══ RECORDS SUPPLIED
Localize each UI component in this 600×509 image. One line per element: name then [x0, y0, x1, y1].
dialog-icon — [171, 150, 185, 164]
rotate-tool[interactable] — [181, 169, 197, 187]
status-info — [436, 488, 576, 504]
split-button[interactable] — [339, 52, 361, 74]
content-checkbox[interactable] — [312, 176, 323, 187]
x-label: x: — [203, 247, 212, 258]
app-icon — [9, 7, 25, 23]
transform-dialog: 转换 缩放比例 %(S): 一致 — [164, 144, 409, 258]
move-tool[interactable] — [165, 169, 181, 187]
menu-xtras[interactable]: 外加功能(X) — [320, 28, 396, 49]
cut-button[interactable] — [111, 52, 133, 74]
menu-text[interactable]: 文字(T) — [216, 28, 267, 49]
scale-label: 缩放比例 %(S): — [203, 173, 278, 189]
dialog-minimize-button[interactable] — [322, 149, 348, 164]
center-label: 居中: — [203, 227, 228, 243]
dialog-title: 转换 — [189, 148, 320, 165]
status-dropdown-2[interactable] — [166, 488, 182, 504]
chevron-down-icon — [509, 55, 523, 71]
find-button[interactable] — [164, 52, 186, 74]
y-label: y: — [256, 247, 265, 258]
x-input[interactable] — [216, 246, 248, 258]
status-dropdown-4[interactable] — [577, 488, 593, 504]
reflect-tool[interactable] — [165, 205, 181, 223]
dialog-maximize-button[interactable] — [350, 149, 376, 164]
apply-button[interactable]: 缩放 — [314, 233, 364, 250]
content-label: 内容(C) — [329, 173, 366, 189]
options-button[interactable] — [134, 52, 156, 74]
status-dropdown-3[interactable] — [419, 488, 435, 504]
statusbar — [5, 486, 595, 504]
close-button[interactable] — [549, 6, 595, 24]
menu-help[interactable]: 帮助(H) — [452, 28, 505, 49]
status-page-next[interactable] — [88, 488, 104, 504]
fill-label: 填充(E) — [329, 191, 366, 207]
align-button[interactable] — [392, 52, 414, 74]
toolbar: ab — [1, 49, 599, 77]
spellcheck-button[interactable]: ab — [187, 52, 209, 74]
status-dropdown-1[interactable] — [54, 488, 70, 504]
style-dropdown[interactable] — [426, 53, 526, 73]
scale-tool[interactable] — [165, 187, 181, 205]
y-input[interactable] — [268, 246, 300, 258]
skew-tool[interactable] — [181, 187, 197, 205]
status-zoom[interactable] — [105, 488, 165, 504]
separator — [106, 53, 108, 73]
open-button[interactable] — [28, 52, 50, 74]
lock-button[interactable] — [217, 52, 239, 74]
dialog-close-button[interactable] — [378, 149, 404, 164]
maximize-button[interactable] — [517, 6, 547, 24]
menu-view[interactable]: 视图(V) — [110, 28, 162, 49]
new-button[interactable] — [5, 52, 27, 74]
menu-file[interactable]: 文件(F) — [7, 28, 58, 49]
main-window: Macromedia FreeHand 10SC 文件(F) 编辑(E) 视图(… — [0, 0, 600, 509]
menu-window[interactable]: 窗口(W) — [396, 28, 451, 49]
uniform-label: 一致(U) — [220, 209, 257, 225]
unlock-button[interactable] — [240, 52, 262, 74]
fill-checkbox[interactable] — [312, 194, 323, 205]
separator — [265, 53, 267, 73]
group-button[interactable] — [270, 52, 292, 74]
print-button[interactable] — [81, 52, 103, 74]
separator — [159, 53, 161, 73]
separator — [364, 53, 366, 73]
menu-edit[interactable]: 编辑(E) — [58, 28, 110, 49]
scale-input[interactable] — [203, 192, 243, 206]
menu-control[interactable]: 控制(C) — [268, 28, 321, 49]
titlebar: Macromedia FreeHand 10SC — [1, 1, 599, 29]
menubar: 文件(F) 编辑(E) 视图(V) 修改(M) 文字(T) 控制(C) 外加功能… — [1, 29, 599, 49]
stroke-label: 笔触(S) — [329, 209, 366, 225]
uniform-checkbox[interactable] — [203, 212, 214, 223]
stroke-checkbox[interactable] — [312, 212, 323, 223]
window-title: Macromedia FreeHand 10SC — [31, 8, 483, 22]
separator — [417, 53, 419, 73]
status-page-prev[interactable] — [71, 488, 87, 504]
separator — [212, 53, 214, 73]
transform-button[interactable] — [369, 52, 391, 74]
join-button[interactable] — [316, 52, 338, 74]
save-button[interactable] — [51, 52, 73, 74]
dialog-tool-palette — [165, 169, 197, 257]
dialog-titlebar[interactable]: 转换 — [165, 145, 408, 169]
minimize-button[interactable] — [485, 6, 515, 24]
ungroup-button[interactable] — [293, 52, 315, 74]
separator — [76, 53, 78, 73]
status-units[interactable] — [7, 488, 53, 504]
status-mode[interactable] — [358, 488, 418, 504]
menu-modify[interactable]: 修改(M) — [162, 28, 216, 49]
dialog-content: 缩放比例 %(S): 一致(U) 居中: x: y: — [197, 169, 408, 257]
════
- [EXERCISE GOAL] Can you reproduce all of the material above word for word, keeping every line unchanged?

- [THE RESULT]
Localize each UI component in this 600×509 image. One line per element: name then [x0, y0, x1, y1].
dialog-icon — [171, 150, 185, 164]
rotate-tool[interactable] — [181, 169, 197, 187]
status-info — [436, 488, 576, 504]
split-button[interactable] — [339, 52, 361, 74]
content-checkbox[interactable] — [312, 176, 323, 187]
x-label: x: — [203, 247, 212, 258]
app-icon — [9, 7, 25, 23]
transform-dialog: 转换 缩放比例 %(S): 一致 — [164, 144, 409, 258]
move-tool[interactable] — [165, 169, 181, 187]
menu-xtras[interactable]: 外加功能(X) — [320, 28, 396, 49]
cut-button[interactable] — [111, 52, 133, 74]
menu-text[interactable]: 文字(T) — [216, 28, 267, 49]
scale-label: 缩放比例 %(S): — [203, 173, 278, 189]
dialog-minimize-button[interactable] — [322, 149, 348, 164]
center-label: 居中: — [203, 227, 228, 243]
dialog-title: 转换 — [189, 148, 320, 165]
status-dropdown-2[interactable] — [166, 488, 182, 504]
chevron-down-icon — [509, 55, 523, 71]
find-button[interactable] — [164, 52, 186, 74]
y-label: y: — [256, 247, 265, 258]
x-input[interactable] — [216, 246, 248, 258]
status-dropdown-4[interactable] — [577, 488, 593, 504]
reflect-tool[interactable] — [165, 205, 181, 223]
dialog-maximize-button[interactable] — [350, 149, 376, 164]
apply-button[interactable]: 缩放 — [314, 233, 364, 250]
content-label: 内容(C) — [329, 173, 366, 189]
options-button[interactable] — [134, 52, 156, 74]
status-dropdown-3[interactable] — [419, 488, 435, 504]
statusbar — [5, 486, 595, 504]
close-button[interactable] — [549, 6, 595, 24]
menu-help[interactable]: 帮助(H) — [452, 28, 505, 49]
status-page-next[interactable] — [88, 488, 104, 504]
fill-label: 填充(E) — [329, 191, 366, 207]
align-button[interactable] — [392, 52, 414, 74]
toolbar: ab — [1, 49, 599, 77]
spellcheck-button[interactable]: ab — [187, 52, 209, 74]
status-dropdown-1[interactable] — [54, 488, 70, 504]
style-dropdown[interactable] — [426, 53, 526, 73]
scale-tool[interactable] — [165, 187, 181, 205]
y-input[interactable] — [268, 246, 300, 258]
skew-tool[interactable] — [181, 187, 197, 205]
status-zoom[interactable] — [105, 488, 165, 504]
separator — [106, 53, 108, 73]
open-button[interactable] — [28, 52, 50, 74]
lock-button[interactable] — [217, 52, 239, 74]
dialog-close-button[interactable] — [378, 149, 404, 164]
maximize-button[interactable] — [517, 6, 547, 24]
menu-view[interactable]: 视图(V) — [110, 28, 162, 49]
new-button[interactable] — [5, 52, 27, 74]
menu-file[interactable]: 文件(F) — [7, 28, 58, 49]
main-window: Macromedia FreeHand 10SC 文件(F) 编辑(E) 视图(… — [0, 0, 600, 509]
menu-window[interactable]: 窗口(W) — [396, 28, 451, 49]
uniform-label: 一致(U) — [220, 209, 257, 225]
unlock-button[interactable] — [240, 52, 262, 74]
fill-checkbox[interactable] — [312, 194, 323, 205]
separator — [265, 53, 267, 73]
group-button[interactable] — [270, 52, 292, 74]
print-button[interactable] — [81, 52, 103, 74]
separator — [159, 53, 161, 73]
separator — [364, 53, 366, 73]
menu-edit[interactable]: 编辑(E) — [58, 28, 110, 49]
scale-input[interactable] — [203, 192, 243, 206]
menu-control[interactable]: 控制(C) — [268, 28, 321, 49]
titlebar: Macromedia FreeHand 10SC — [1, 1, 599, 29]
menubar: 文件(F) 编辑(E) 视图(V) 修改(M) 文字(T) 控制(C) 外加功能… — [1, 29, 599, 49]
stroke-label: 笔触(S) — [329, 209, 366, 225]
uniform-checkbox[interactable] — [203, 212, 214, 223]
stroke-checkbox[interactable] — [312, 212, 323, 223]
window-title: Macromedia FreeHand 10SC — [31, 8, 483, 22]
separator — [417, 53, 419, 73]
status-page-prev[interactable] — [71, 488, 87, 504]
separator — [212, 53, 214, 73]
transform-button[interactable] — [369, 52, 391, 74]
join-button[interactable] — [316, 52, 338, 74]
save-button[interactable] — [51, 52, 73, 74]
dialog-tool-palette — [165, 169, 197, 257]
dialog-titlebar[interactable]: 转换 — [165, 145, 408, 169]
minimize-button[interactable] — [485, 6, 515, 24]
ungroup-button[interactable] — [293, 52, 315, 74]
separator — [76, 53, 78, 73]
status-units[interactable] — [7, 488, 53, 504]
status-mode[interactable] — [358, 488, 418, 504]
menu-modify[interactable]: 修改(M) — [162, 28, 216, 49]
dialog-content: 缩放比例 %(S): 一致(U) 居中: x: y: — [197, 169, 408, 257]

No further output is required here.